**Supplied material**
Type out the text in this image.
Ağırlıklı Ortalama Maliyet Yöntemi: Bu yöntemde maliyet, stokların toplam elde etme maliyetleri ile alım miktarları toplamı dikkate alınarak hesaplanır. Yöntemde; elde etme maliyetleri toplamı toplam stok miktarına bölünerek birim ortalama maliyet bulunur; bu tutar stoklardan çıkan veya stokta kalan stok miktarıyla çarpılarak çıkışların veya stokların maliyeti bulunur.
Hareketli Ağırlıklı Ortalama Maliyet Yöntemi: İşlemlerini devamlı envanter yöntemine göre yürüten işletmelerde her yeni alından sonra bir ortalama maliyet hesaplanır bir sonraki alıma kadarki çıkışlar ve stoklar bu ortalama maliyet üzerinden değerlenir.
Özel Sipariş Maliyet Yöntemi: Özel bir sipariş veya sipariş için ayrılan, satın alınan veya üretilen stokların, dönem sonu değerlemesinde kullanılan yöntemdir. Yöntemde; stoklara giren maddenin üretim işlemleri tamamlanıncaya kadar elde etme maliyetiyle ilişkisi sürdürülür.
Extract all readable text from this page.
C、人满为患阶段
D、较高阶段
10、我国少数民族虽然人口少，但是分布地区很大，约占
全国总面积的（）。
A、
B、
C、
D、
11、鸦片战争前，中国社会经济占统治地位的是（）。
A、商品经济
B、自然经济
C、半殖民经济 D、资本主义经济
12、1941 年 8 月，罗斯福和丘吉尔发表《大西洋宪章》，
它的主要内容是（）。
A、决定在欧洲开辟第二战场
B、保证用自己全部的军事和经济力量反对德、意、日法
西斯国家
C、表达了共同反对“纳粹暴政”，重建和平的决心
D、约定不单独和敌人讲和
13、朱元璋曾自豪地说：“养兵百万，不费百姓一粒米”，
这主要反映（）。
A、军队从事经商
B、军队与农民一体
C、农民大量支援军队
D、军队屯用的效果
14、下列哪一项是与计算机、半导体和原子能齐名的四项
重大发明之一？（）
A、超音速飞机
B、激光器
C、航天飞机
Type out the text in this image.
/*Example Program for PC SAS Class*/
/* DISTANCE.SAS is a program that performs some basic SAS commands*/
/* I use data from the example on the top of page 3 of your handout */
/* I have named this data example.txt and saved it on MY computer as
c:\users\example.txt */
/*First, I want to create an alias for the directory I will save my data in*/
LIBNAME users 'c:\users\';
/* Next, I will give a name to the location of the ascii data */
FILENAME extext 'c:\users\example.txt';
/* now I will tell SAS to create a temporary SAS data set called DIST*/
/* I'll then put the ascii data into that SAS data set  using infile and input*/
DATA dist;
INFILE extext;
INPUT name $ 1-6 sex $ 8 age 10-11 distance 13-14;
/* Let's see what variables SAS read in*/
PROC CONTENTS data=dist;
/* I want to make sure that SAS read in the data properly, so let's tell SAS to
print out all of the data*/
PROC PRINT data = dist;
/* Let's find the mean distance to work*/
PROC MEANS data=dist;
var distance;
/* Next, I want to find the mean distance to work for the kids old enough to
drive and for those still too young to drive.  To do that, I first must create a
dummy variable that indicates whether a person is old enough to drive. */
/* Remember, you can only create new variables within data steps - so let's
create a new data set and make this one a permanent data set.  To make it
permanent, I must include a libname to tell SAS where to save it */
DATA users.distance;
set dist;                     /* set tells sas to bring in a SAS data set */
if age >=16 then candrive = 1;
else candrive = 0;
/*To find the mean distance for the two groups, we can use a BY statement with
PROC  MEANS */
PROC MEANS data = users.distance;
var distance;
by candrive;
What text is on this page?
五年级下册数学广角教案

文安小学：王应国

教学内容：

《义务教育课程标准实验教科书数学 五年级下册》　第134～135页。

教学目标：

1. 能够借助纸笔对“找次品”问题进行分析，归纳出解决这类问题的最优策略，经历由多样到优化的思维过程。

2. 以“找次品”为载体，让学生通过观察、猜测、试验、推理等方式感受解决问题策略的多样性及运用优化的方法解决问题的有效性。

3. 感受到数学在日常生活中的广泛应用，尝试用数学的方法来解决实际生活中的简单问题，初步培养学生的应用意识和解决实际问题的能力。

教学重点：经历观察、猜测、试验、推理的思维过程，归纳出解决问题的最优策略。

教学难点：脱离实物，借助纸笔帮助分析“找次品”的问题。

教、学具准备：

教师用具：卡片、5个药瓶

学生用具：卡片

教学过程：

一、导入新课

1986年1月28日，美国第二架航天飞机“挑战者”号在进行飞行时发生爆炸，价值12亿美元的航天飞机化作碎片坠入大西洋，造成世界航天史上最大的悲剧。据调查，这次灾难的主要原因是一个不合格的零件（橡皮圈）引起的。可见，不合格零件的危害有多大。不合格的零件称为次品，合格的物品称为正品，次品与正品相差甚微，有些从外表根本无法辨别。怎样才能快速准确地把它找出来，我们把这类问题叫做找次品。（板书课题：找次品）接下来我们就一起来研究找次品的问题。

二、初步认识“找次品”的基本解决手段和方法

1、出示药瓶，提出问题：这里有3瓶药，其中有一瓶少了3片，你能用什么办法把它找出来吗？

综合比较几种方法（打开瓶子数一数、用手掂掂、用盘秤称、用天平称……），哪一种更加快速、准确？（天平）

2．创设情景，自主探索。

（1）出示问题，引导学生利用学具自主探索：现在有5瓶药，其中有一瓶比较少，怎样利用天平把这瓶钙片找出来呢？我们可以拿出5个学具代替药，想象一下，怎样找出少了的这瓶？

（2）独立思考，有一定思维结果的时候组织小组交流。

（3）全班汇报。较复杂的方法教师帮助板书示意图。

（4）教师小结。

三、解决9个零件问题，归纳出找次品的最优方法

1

**Exercise**
Show the data once more, exactly as it was written.

**Task response**
Type out the text in this image.
Ağırlıklı Ortalama Maliyet Yöntemi: Bu yöntemde maliyet, stokların toplam elde etme maliyetleri ile alım miktarları toplamı dikkate alınarak hesaplanır. Yöntemde; elde etme maliyetleri toplamı toplam stok miktarına bölünerek birim ortalama maliyet bulunur; bu tutar stoklardan çıkan veya stokta kalan stok miktarıyla çarpılarak çıkışların veya stokların maliyeti bulunur.
Hareketli Ağırlıklı Ortalama Maliyet Yöntemi: İşlemlerini devamlı envanter yöntemine göre yürüten işletmelerde her yeni alından sonra bir ortalama maliyet hesaplanır bir sonraki alıma kadarki çıkışlar ve stoklar bu ortalama maliyet üzerinden değerlenir.
Özel Sipariş Maliyet Yöntemi: Özel bir sipariş veya sipariş için ayrılan, satın alınan veya üretilen stokların, dönem sonu değerlemesinde kullanılan yöntemdir. Yöntemde; stoklara giren maddenin üretim işlemleri tamamlanıncaya kadar elde etme maliyetiyle ilişkisi sürdürülür.
Extract all readable text from this page.
C、人满为患阶段
D、较高阶段
10、我国少数民族虽然人口少，但是分布地区很大，约占
全国总面积的（）。
A、
B、
C、
D、
11、鸦片战争前，中国社会经济占统治地位的是（）。
A、商品经济
B、自然经济
C、半殖民经济 D、资本主义经济
12、1941 年 8 月，罗斯福和丘吉尔发表《大西洋宪章》，
它的主要内容是（）。
A、决定在欧洲开辟第二战场
B、保证用自己全部的军事和经济力量反对德、意、日法
西斯国家
C、表达了共同反对“纳粹暴政”，重建和平的决心
D、约定不单独和敌人讲和
13、朱元璋曾自豪地说：“养兵百万，不费百姓一粒米”，
这主要反映（）。
A、军队从事经商
B、军队与农民一体
C、农民大量支援军队
D、军队屯用的效果
14、下列哪一项是与计算机、半导体和原子能齐名的四项
重大发明之一？（）
A、超音速飞机
B、激光器
C、航天飞机
Type out the text in this image.
/*Example Program for PC SAS Class*/
/* DISTANCE.SAS is a program that performs some basic SAS commands*/
/* I use data from the example on the top of page 3 of your handout */
/* I have named this data example.txt and saved it on MY computer as
c:\users\example.txt */
/*First, I want to create an alias for the directory I will save my data in*/
LIBNAME users 'c:\users\';
/* Next, I will give a name to the location of the ascii data */
FILENAME extext 'c:\users\example.txt';
/* now I will tell SAS to create a temporary SAS data set called DIST*/
/* I'll then put the ascii data into that SAS data set  using infile and input*/
DATA dist;
INFILE extext;
INPUT name $ 1-6 sex $ 8 age 10-11 distance 13-14;
/* Let's see what variables SAS read in*/
PROC CONTENTS data=dist;
/* I want to make sure that SAS read in the data properly, so let's tell SAS to
print out all of the data*/
PROC PRINT data = dist;
/* Let's find the mean distance to work*/
PROC MEANS data=dist;
var distance;
/* Next, I want to find the mean distance to work for the kids old enough to
drive and for those still too young to drive.  To do that, I first must create a
dummy variable that indicates whether a person is old enough to drive. */
/* Remember, you can only create new variables within data steps - so let's
create a new data set and make this one a permanent data set.  To make it
permanent, I must include a libname to tell SAS where to save it */
DATA users.distance;
set dist;                     /* set tells sas to bring in a SAS data set */
if age >=16 then candrive = 1;
else candrive = 0;
/*To find the mean distance for the two groups, we can use a BY statement with
PROC  MEANS */
PROC MEANS data = users.distance;
var distance;
by candrive;
What text is on this page?
五年级下册数学广角教案

文安小学：王应国

教学内容：

《义务教育课程标准实验教科书数学 五年级下册》　第134～135页。

教学目标：

1. 能够借助纸笔对“找次品”问题进行分析，归纳出解决这类问题的最优策略，经历由多样到优化的思维过程。

2. 以“找次品”为载体，让学生通过观察、猜测、试验、推理等方式感受解决问题策略的多样性及运用优化的方法解决问题的有效性。

3. 感受到数学在日常生活中的广泛应用，尝试用数学的方法来解决实际生活中的简单问题，初步培养学生的应用意识和解决实际问题的能力。

教学重点：经历观察、猜测、试验、推理的思维过程，归纳出解决问题的最优策略。

教学难点：脱离实物，借助纸笔帮助分析“找次品”的问题。

教、学具准备：

教师用具：卡片、5个药瓶

学生用具：卡片

教学过程：

一、导入新课

1986年1月28日，美国第二架航天飞机“挑战者”号在进行飞行时发生爆炸，价值12亿美元的航天飞机化作碎片坠入大西洋，造成世界航天史上最大的悲剧。据调查，这次灾难的主要原因是一个不合格的零件（橡皮圈）引起的。可见，不合格零件的危害有多大。不合格的零件称为次品，合格的物品称为正品，次品与正品相差甚微，有些从外表根本无法辨别。怎样才能快速准确地把它找出来，我们把这类问题叫做找次品。（板书课题：找次品）接下来我们就一起来研究找次品的问题。

二、初步认识“找次品”的基本解决手段和方法

1、出示药瓶，提出问题：这里有3瓶药，其中有一瓶少了3片，你能用什么办法把它找出来吗？

综合比较几种方法（打开瓶子数一数、用手掂掂、用盘秤称、用天平称……），哪一种更加快速、准确？（天平）

2．创设情景，自主探索。

（1）出示问题，引导学生利用学具自主探索：现在有5瓶药，其中有一瓶比较少，怎样利用天平把这瓶钙片找出来呢？我们可以拿出5个学具代替药，想象一下，怎样找出少了的这瓶？

（2）独立思考，有一定思维结果的时候组织小组交流。

（3）全班汇报。较复杂的方法教师帮助板书示意图。

（4）教师小结。

三、解决9个零件问题，归纳出找次品的最优方法

1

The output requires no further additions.